• **Problem to solve**: Reproduce the following material line for line, without changing anything.

>> Start Listed records

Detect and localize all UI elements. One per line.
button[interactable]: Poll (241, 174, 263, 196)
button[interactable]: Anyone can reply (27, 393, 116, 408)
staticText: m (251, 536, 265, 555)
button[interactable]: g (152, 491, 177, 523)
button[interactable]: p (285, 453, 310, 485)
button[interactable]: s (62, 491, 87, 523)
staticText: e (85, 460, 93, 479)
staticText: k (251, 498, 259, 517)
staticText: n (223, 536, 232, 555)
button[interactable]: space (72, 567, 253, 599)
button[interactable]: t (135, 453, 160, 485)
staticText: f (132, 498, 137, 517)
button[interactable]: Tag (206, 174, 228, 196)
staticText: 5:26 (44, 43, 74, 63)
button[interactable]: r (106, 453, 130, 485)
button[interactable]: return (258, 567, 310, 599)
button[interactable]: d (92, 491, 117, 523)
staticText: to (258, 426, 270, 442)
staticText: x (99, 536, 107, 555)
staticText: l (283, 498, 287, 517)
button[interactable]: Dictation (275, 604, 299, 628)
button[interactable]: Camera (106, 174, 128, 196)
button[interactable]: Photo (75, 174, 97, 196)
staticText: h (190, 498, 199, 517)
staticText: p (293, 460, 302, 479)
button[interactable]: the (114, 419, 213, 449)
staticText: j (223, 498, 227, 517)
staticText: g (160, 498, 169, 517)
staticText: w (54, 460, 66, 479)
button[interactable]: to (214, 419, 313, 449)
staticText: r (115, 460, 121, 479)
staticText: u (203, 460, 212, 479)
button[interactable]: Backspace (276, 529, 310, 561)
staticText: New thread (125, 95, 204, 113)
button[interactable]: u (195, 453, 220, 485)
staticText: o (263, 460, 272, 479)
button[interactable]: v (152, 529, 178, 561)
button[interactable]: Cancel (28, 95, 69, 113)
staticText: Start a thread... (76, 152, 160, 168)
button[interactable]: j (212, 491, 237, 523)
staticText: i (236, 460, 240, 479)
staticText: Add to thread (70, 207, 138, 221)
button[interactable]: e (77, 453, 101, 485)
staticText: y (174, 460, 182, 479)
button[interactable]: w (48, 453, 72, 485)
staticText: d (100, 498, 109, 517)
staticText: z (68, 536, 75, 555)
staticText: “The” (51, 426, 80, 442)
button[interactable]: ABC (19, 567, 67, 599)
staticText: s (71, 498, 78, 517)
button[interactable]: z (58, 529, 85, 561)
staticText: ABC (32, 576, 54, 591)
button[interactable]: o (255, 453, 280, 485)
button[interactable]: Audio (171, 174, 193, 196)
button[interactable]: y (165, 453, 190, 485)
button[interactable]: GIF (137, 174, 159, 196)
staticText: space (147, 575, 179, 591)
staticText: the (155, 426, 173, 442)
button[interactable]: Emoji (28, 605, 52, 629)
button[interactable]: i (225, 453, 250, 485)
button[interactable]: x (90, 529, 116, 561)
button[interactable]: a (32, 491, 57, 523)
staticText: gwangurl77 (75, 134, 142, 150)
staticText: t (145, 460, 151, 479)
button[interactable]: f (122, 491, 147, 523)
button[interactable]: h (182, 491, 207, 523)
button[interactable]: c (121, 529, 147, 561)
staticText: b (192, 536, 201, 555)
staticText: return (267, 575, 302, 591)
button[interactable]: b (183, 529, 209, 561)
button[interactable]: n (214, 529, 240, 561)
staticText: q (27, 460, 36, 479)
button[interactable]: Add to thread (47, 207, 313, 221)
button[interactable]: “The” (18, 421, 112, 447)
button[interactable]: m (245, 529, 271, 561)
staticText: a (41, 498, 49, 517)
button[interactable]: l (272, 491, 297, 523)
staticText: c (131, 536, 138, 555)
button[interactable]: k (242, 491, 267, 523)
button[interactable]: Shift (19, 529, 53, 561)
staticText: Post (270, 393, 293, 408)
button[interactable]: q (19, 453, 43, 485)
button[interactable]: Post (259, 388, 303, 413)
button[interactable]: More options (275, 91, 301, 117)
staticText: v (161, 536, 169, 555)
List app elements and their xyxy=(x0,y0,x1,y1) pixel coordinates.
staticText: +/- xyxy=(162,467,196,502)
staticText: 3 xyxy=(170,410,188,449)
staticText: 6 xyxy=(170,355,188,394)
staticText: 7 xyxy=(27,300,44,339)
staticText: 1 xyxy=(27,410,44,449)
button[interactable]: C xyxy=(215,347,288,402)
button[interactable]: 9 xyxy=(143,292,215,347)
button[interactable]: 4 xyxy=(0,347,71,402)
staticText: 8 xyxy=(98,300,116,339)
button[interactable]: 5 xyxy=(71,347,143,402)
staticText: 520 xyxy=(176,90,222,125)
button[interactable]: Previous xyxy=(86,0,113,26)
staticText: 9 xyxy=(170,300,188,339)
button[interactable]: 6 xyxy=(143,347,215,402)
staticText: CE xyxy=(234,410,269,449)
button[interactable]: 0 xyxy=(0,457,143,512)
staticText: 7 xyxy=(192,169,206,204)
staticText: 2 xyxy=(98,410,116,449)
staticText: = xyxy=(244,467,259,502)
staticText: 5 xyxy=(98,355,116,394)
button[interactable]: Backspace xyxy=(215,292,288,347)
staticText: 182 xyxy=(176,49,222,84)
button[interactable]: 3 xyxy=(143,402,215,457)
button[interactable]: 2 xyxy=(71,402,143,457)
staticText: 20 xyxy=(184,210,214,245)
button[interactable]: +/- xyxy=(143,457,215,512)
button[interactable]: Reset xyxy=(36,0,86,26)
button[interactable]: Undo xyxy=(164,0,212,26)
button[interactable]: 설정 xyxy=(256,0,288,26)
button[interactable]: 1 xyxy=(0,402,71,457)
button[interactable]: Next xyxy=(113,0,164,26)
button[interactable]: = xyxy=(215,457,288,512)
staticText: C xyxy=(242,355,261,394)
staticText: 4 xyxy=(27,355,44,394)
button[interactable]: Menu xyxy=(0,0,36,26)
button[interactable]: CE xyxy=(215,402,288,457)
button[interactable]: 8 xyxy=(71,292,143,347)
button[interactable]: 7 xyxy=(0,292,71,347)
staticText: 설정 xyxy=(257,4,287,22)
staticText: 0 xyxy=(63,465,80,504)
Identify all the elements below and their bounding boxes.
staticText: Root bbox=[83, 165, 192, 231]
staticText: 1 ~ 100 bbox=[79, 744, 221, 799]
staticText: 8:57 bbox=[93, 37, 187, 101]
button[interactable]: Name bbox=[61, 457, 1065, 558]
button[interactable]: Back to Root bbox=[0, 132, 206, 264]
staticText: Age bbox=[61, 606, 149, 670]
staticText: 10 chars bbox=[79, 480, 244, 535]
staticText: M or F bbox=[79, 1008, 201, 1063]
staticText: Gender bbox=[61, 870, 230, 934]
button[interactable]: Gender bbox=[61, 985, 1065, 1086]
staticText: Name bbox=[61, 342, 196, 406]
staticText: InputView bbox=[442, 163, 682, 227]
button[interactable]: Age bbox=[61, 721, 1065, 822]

>> End Listed records

• **Answer for this exercise**:
Detect and localize all UI elements. One per line.
button[interactable]: Poll (241, 174, 263, 196)
button[interactable]: Anyone can reply (27, 393, 116, 408)
staticText: m (251, 536, 265, 555)
button[interactable]: g (152, 491, 177, 523)
button[interactable]: p (285, 453, 310, 485)
button[interactable]: s (62, 491, 87, 523)
staticText: e (85, 460, 93, 479)
staticText: k (251, 498, 259, 517)
staticText: n (223, 536, 232, 555)
button[interactable]: space (72, 567, 253, 599)
button[interactable]: t (135, 453, 160, 485)
staticText: f (132, 498, 137, 517)
button[interactable]: Tag (206, 174, 228, 196)
staticText: 5:26 (44, 43, 74, 63)
button[interactable]: r (106, 453, 130, 485)
button[interactable]: return (258, 567, 310, 599)
button[interactable]: d (92, 491, 117, 523)
staticText: to (258, 426, 270, 442)
staticText: x (99, 536, 107, 555)
staticText: l (283, 498, 287, 517)
button[interactable]: Dictation (275, 604, 299, 628)
button[interactable]: Camera (106, 174, 128, 196)
button[interactable]: Photo (75, 174, 97, 196)
staticText: h (190, 498, 199, 517)
staticText: p (293, 460, 302, 479)
button[interactable]: the (114, 419, 213, 449)
staticText: j (223, 498, 227, 517)
staticText: g (160, 498, 169, 517)
staticText: w (54, 460, 66, 479)
button[interactable]: to (214, 419, 313, 449)
staticText: r (115, 460, 121, 479)
staticText: u (203, 460, 212, 479)
button[interactable]: Backspace (276, 529, 310, 561)
staticText: New thread (125, 95, 204, 113)
button[interactable]: u (195, 453, 220, 485)
staticText: o (263, 460, 272, 479)
button[interactable]: v (152, 529, 178, 561)
button[interactable]: Cancel (28, 95, 69, 113)
staticText: Start a thread... (76, 152, 160, 168)
button[interactable]: j (212, 491, 237, 523)
staticText: i (236, 460, 240, 479)
staticText: Add to thread (70, 207, 138, 221)
button[interactable]: e (77, 453, 101, 485)
staticText: y (174, 460, 182, 479)
button[interactable]: w (48, 453, 72, 485)
staticText: d (100, 498, 109, 517)
staticText: z (68, 536, 75, 555)
staticText: “The” (51, 426, 80, 442)
button[interactable]: ABC (19, 567, 67, 599)
staticText: s (71, 498, 78, 517)
button[interactable]: z (58, 529, 85, 561)
staticText: ABC (32, 576, 54, 591)
button[interactable]: o (255, 453, 280, 485)
button[interactable]: Audio (171, 174, 193, 196)
button[interactable]: y (165, 453, 190, 485)
button[interactable]: GIF (137, 174, 159, 196)
staticText: space (147, 575, 179, 591)
staticText: the (155, 426, 173, 442)
button[interactable]: Emoji (28, 605, 52, 629)
button[interactable]: i (225, 453, 250, 485)
button[interactable]: x (90, 529, 116, 561)
button[interactable]: a (32, 491, 57, 523)
staticText: gwangurl77 (75, 134, 142, 150)
staticText: t (145, 460, 151, 479)
button[interactable]: f (122, 491, 147, 523)
button[interactable]: h (182, 491, 207, 523)
button[interactable]: c (121, 529, 147, 561)
staticText: b (192, 536, 201, 555)
staticText: return (267, 575, 302, 591)
button[interactable]: b (183, 529, 209, 561)
button[interactable]: n (214, 529, 240, 561)
staticText: q (27, 460, 36, 479)
button[interactable]: Add to thread (47, 207, 313, 221)
button[interactable]: “The” (18, 421, 112, 447)
button[interactable]: m (245, 529, 271, 561)
staticText: a (41, 498, 49, 517)
button[interactable]: l (272, 491, 297, 523)
staticText: c (131, 536, 138, 555)
button[interactable]: k (242, 491, 267, 523)
button[interactable]: Shift (19, 529, 53, 561)
staticText: Post (270, 393, 293, 408)
button[interactable]: q (19, 453, 43, 485)
button[interactable]: Post (259, 388, 303, 413)
button[interactable]: More options (275, 91, 301, 117)
staticText: v (161, 536, 169, 555)
List app elements and their xyxy=(x0,y0,x1,y1) pixel coordinates.
staticText: +/- xyxy=(162,467,196,502)
staticText: 3 xyxy=(170,410,188,449)
staticText: 6 xyxy=(170,355,188,394)
staticText: 7 xyxy=(27,300,44,339)
staticText: 1 xyxy=(27,410,44,449)
button[interactable]: C xyxy=(215,347,288,402)
button[interactable]: 9 xyxy=(143,292,215,347)
button[interactable]: 4 xyxy=(0,347,71,402)
staticText: 8 xyxy=(98,300,116,339)
button[interactable]: 5 xyxy=(71,347,143,402)
staticText: 520 xyxy=(176,90,222,125)
button[interactable]: Previous xyxy=(86,0,113,26)
staticText: 9 xyxy=(170,300,188,339)
button[interactable]: 6 xyxy=(143,347,215,402)
staticText: CE xyxy=(234,410,269,449)
button[interactable]: 0 xyxy=(0,457,143,512)
staticText: 7 xyxy=(192,169,206,204)
staticText: 2 xyxy=(98,410,116,449)
staticText: = xyxy=(244,467,259,502)
staticText: 5 xyxy=(98,355,116,394)
button[interactable]: Backspace xyxy=(215,292,288,347)
staticText: 182 xyxy=(176,49,222,84)
button[interactable]: 3 xyxy=(143,402,215,457)
button[interactable]: 2 xyxy=(71,402,143,457)
staticText: 20 xyxy=(184,210,214,245)
button[interactable]: +/- xyxy=(143,457,215,512)
button[interactable]: Reset xyxy=(36,0,86,26)
button[interactable]: Undo xyxy=(164,0,212,26)
button[interactable]: 설정 xyxy=(256,0,288,26)
button[interactable]: 1 xyxy=(0,402,71,457)
button[interactable]: Next xyxy=(113,0,164,26)
button[interactable]: = xyxy=(215,457,288,512)
staticText: C xyxy=(242,355,261,394)
staticText: 4 xyxy=(27,355,44,394)
button[interactable]: Menu xyxy=(0,0,36,26)
button[interactable]: CE xyxy=(215,402,288,457)
button[interactable]: 8 xyxy=(71,292,143,347)
button[interactable]: 7 xyxy=(0,292,71,347)
staticText: 설정 xyxy=(257,4,287,22)
staticText: 0 xyxy=(63,465,80,504)
Identify all the elements below and their bounding boxes.
staticText: Root bbox=[83, 165, 192, 231]
staticText: 1 ~ 100 bbox=[79, 744, 221, 799]
staticText: 8:57 bbox=[93, 37, 187, 101]
button[interactable]: Name bbox=[61, 457, 1065, 558]
button[interactable]: Back to Root bbox=[0, 132, 206, 264]
staticText: Age bbox=[61, 606, 149, 670]
staticText: 10 chars bbox=[79, 480, 244, 535]
staticText: M or F bbox=[79, 1008, 201, 1063]
staticText: Gender bbox=[61, 870, 230, 934]
button[interactable]: Gender bbox=[61, 985, 1065, 1086]
staticText: Name bbox=[61, 342, 196, 406]
staticText: InputView bbox=[442, 163, 682, 227]
button[interactable]: Age bbox=[61, 721, 1065, 822]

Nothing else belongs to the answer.